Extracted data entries
--------------------------------------------------

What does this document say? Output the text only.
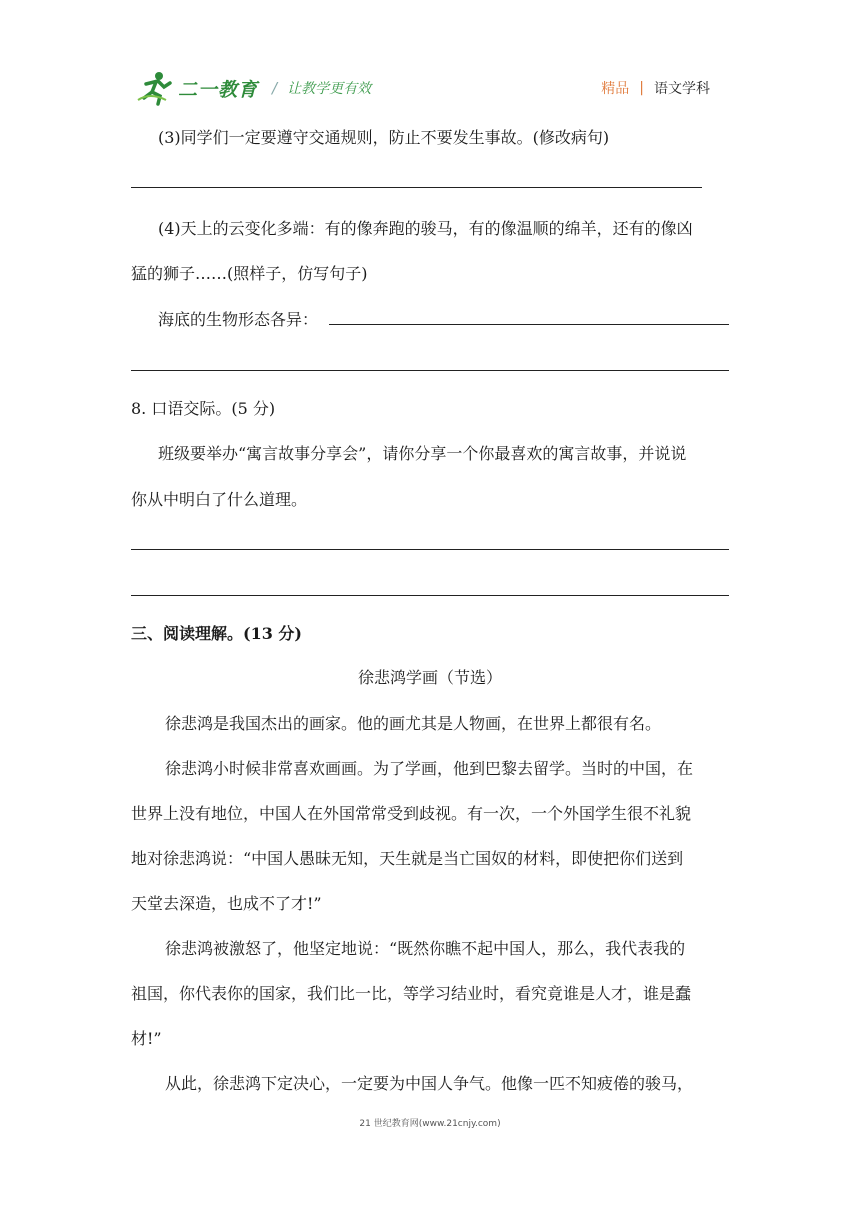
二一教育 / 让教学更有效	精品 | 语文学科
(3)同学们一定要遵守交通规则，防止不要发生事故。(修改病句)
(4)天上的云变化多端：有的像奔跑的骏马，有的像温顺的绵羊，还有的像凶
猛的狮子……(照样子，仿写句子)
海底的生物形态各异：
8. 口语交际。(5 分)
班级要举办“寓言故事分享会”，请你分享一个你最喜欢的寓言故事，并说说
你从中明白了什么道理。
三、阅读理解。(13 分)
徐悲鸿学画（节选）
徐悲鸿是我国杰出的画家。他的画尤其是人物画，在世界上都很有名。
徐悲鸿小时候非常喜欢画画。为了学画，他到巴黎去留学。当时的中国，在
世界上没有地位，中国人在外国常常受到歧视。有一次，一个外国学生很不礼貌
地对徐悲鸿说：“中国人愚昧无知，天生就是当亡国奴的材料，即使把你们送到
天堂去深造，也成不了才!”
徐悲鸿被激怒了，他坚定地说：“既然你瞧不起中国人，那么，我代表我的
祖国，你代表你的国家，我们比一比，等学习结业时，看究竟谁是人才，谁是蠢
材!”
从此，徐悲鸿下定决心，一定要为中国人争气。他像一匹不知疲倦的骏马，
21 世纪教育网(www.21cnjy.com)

--------------------------------------------------

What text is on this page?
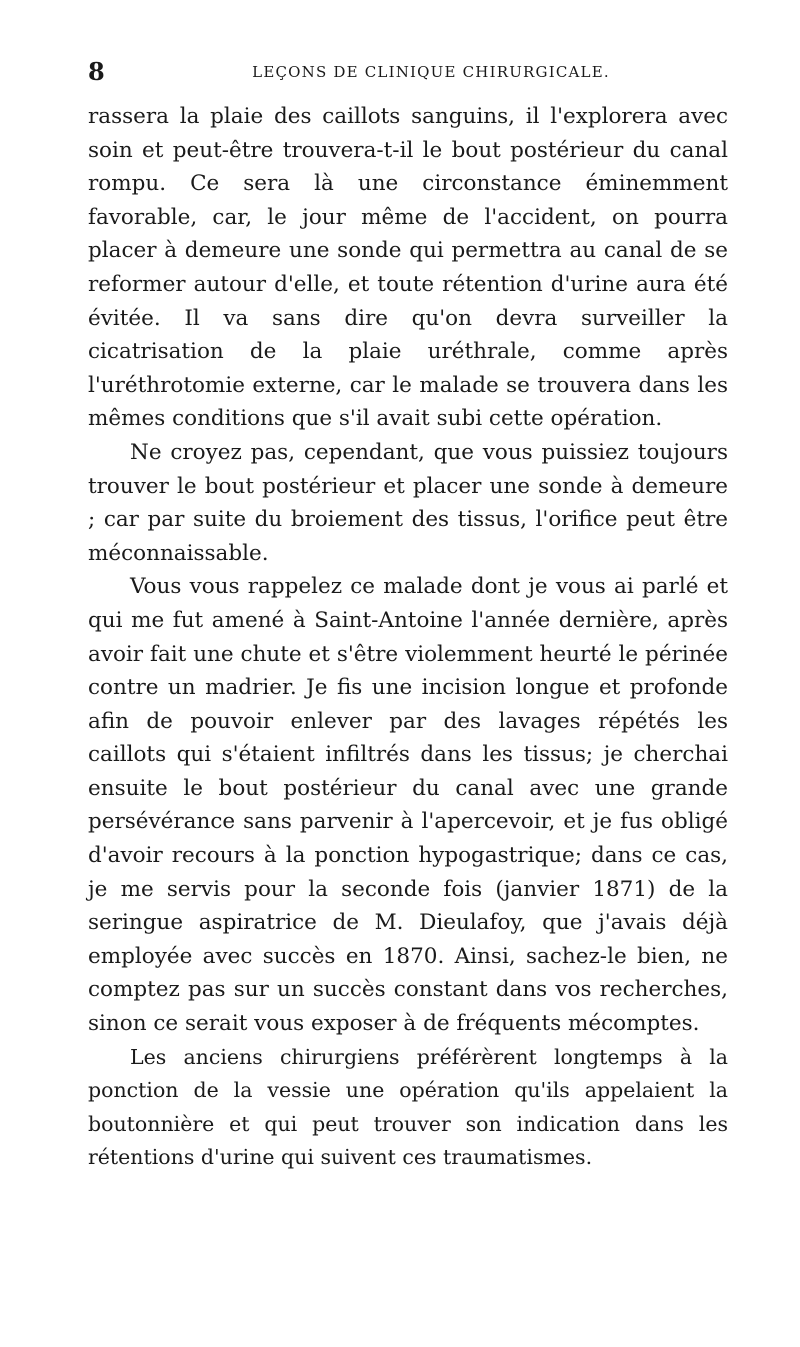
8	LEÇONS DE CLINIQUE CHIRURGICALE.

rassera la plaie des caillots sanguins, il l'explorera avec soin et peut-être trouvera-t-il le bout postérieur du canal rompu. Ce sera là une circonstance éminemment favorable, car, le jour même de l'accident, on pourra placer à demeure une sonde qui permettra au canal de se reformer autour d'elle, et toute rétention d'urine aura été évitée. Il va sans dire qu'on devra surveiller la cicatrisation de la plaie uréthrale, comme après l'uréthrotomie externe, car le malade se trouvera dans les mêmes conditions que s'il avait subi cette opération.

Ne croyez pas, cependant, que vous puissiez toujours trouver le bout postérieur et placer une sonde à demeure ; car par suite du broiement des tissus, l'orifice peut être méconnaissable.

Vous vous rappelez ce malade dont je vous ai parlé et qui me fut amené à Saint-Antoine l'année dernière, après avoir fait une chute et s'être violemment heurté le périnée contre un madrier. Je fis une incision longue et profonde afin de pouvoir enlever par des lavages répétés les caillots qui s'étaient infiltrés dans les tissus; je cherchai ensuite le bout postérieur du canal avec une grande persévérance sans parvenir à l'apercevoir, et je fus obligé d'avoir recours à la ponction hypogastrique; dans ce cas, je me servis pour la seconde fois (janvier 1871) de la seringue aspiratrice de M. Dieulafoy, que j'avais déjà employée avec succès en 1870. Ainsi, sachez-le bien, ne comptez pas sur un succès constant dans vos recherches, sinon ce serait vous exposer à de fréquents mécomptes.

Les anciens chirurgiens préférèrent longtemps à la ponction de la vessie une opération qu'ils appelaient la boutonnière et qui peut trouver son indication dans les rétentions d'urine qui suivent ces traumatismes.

--------------------------------------------------

Task: Where a line in the entries holds the word "postérieur", copy that line.

Finished answer:
rassera la plaie des caillots sanguins, il l'explorera avec soin et peut-être trouvera-t-il le bout postérieur du canal rompu. Ce sera là une circonstance éminemment favorable, car, le jour même de l'accident, on pourra placer à demeure une sonde qui permettra au canal de se reformer autour d'elle, et toute rétention d'urine aura été évitée. Il va sans dire qu'on devra surveiller la cicatrisation de la plaie uréthrale, comme après l'uréthrotomie externe, car le malade se trouvera dans les mêmes conditions que s'il avait subi cette opération.
Ne croyez pas, cependant, que vous puissiez toujours trouver le bout postérieur et placer une sonde à demeure ; car par suite du broiement des tissus, l'orifice peut être méconnaissable.
Vous vous rappelez ce malade dont je vous ai parlé et qui me fut amené à Saint-Antoine l'année dernière, après avoir fait une chute et s'être violemment heurté le périnée contre un madrier. Je fis une incision longue et profonde afin de pouvoir enlever par des lavages répétés les caillots qui s'étaient infiltrés dans les tissus; je cherchai ensuite le bout postérieur du canal avec une grande persévérance sans parvenir à l'apercevoir, et je fus obligé d'avoir recours à la ponction hypogastrique; dans ce cas, je me servis pour la seconde fois (janvier 1871) de la seringue aspiratrice de M. Dieulafoy, que j'avais déjà employée avec succès en 1870. Ainsi, sachez-le bien, ne comptez pas sur un succès constant dans vos recherches, sinon ce serait vous exposer à de fréquents mécomptes.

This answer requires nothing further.